··· Records for the task

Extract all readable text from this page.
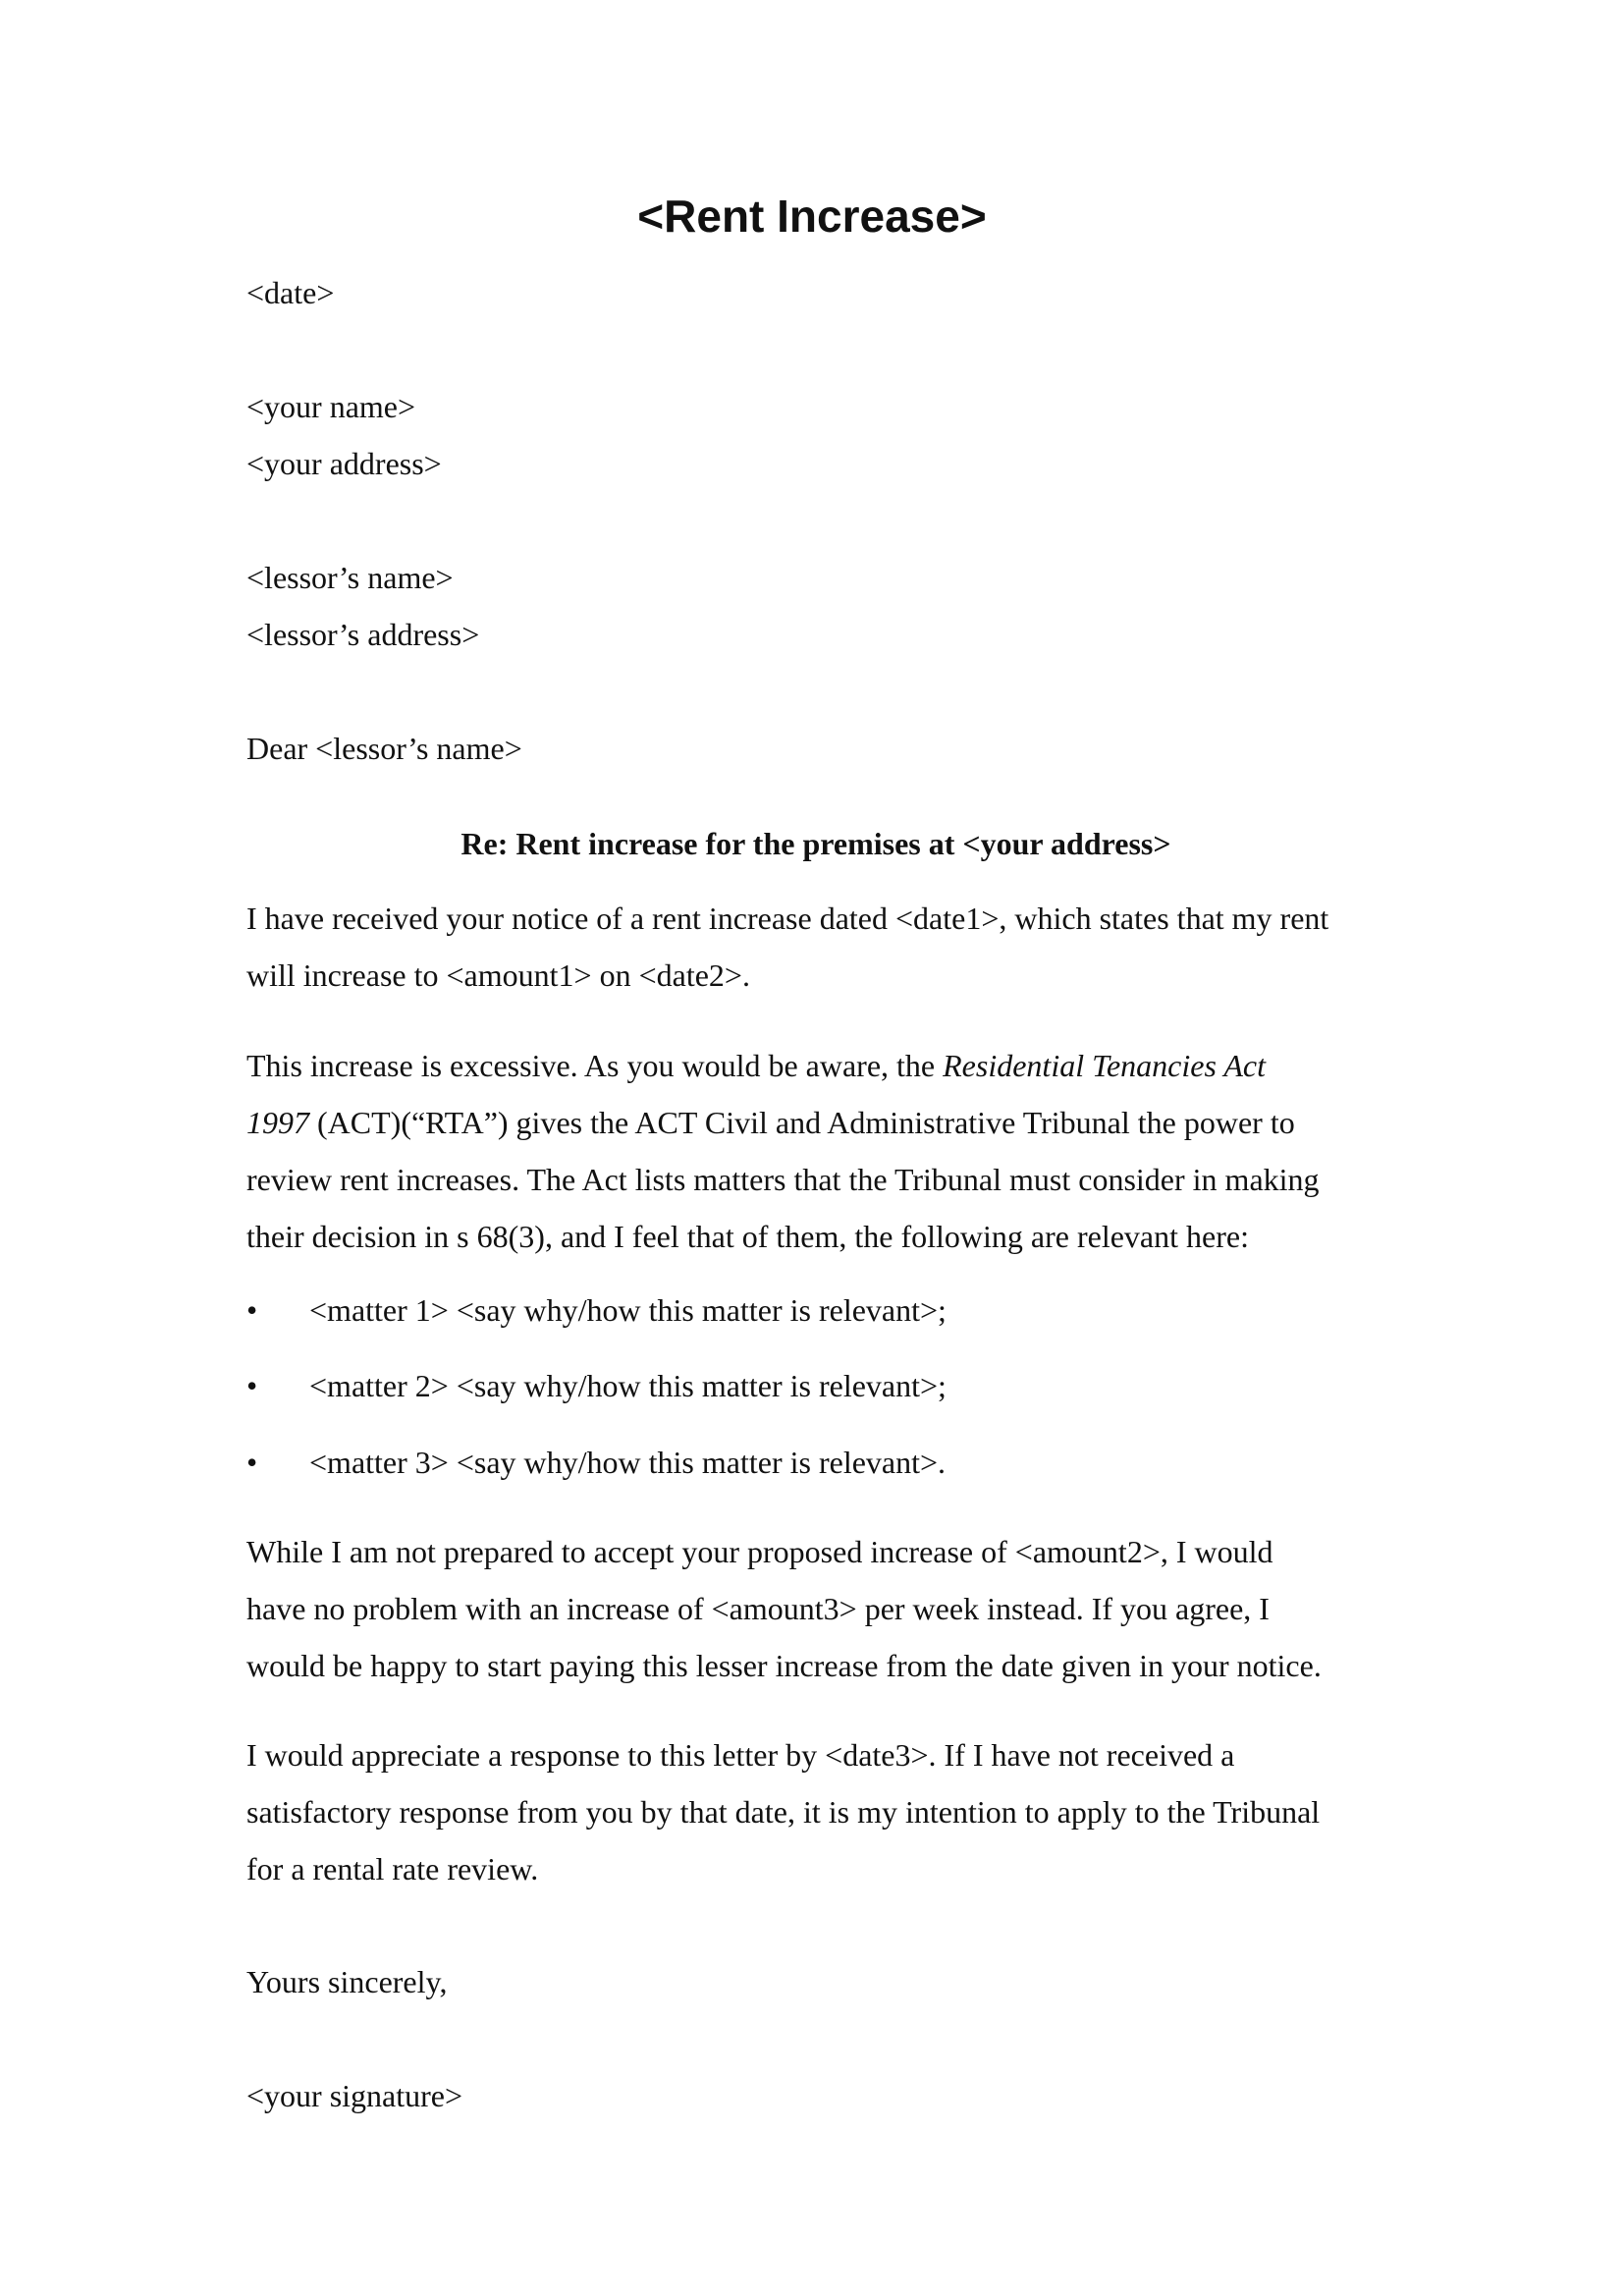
<Rent Increase>
<date>
<your name>
<your address>
<lessor’s name>
<lessor’s address>
Dear <lessor’s name>
Re: Rent increase for the premises at <your address>
I have received your notice of a rent increase dated <date1>, which states that my rent
will increase to <amount1> on <date2>.
This increase is excessive. As you would be aware, the Residential Tenancies Act
1997 (ACT)(“RTA”) gives the ACT Civil and Administrative Tribunal the power to
review rent increases. The Act lists matters that the Tribunal must consider in making
their decision in s 68(3), and I feel that of them, the following are relevant here:
•	<matter 1> <say why/how this matter is relevant>;
•	<matter 2> <say why/how this matter is relevant>;
•	<matter 3> <say why/how this matter is relevant>.
While I am not prepared to accept your proposed increase of <amount2>, I would
have no problem with an increase of <amount3> per week instead. If you agree, I
would be happy to start paying this lesser increase from the date given in your notice.
I would appreciate a response to this letter by <date3>. If I have not received a
satisfactory response from you by that date, it is my intention to apply to the Tribunal
for a rental rate review.
Yours sincerely,
<your signature>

······

_Directive_
Your copy of the data above should match it exactly, except that pictures are left out.

_Task response_
Extract all readable text from this page.
<Rent Increase>
<date>
<your name>
<your address>
<lessor’s name>
<lessor’s address>
Dear <lessor’s name>
Re: Rent increase for the premises at <your address>
I have received your notice of a rent increase dated <date1>, which states that my rent
will increase to <amount1> on <date2>.
This increase is excessive. As you would be aware, the Residential Tenancies Act
1997 (ACT)(“RTA”) gives the ACT Civil and Administrative Tribunal the power to
review rent increases. The Act lists matters that the Tribunal must consider in making
their decision in s 68(3), and I feel that of them, the following are relevant here:
•	<matter 1> <say why/how this matter is relevant>;
•	<matter 2> <say why/how this matter is relevant>;
•	<matter 3> <say why/how this matter is relevant>.
While I am not prepared to accept your proposed increase of <amount2>, I would
have no problem with an increase of <amount3> per week instead. If you agree, I
would be happy to start paying this lesser increase from the date given in your notice.
I would appreciate a response to this letter by <date3>. If I have not received a
satisfactory response from you by that date, it is my intention to apply to the Tribunal
for a rental rate review.
Yours sincerely,
<your signature>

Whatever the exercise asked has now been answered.